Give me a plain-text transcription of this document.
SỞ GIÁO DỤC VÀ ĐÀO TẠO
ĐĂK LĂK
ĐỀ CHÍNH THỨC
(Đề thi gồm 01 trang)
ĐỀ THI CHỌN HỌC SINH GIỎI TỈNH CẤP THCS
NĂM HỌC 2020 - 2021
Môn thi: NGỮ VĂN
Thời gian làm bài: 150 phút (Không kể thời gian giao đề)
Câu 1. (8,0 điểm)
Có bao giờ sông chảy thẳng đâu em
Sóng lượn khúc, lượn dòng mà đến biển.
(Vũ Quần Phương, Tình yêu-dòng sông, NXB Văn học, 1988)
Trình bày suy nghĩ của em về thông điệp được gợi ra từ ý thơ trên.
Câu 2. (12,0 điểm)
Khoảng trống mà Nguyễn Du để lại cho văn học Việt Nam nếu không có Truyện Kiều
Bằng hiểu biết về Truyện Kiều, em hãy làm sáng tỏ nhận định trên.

====

**The exercise:** Each line of the listing should be echoed back exactly.

**The result:**
Give me a plain-text transcription of this document.
SỞ GIÁO DỤC VÀ ĐÀO TẠO
ĐĂK LĂK
ĐỀ CHÍNH THỨC
(Đề thi gồm 01 trang)
ĐỀ THI CHỌN HỌC SINH GIỎI TỈNH CẤP THCS
NĂM HỌC 2020 - 2021
Môn thi: NGỮ VĂN
Thời gian làm bài: 150 phút (Không kể thời gian giao đề)
Câu 1. (8,0 điểm)
Có bao giờ sông chảy thẳng đâu em
Sóng lượn khúc, lượn dòng mà đến biển.
(Vũ Quần Phương, Tình yêu-dòng sông, NXB Văn học, 1988)
Trình bày suy nghĩ của em về thông điệp được gợi ra từ ý thơ trên.
Câu 2. (12,0 điểm)
Khoảng trống mà Nguyễn Du để lại cho văn học Việt Nam nếu không có Truyện Kiều
Bằng hiểu biết về Truyện Kiều, em hãy làm sáng tỏ nhận định trên.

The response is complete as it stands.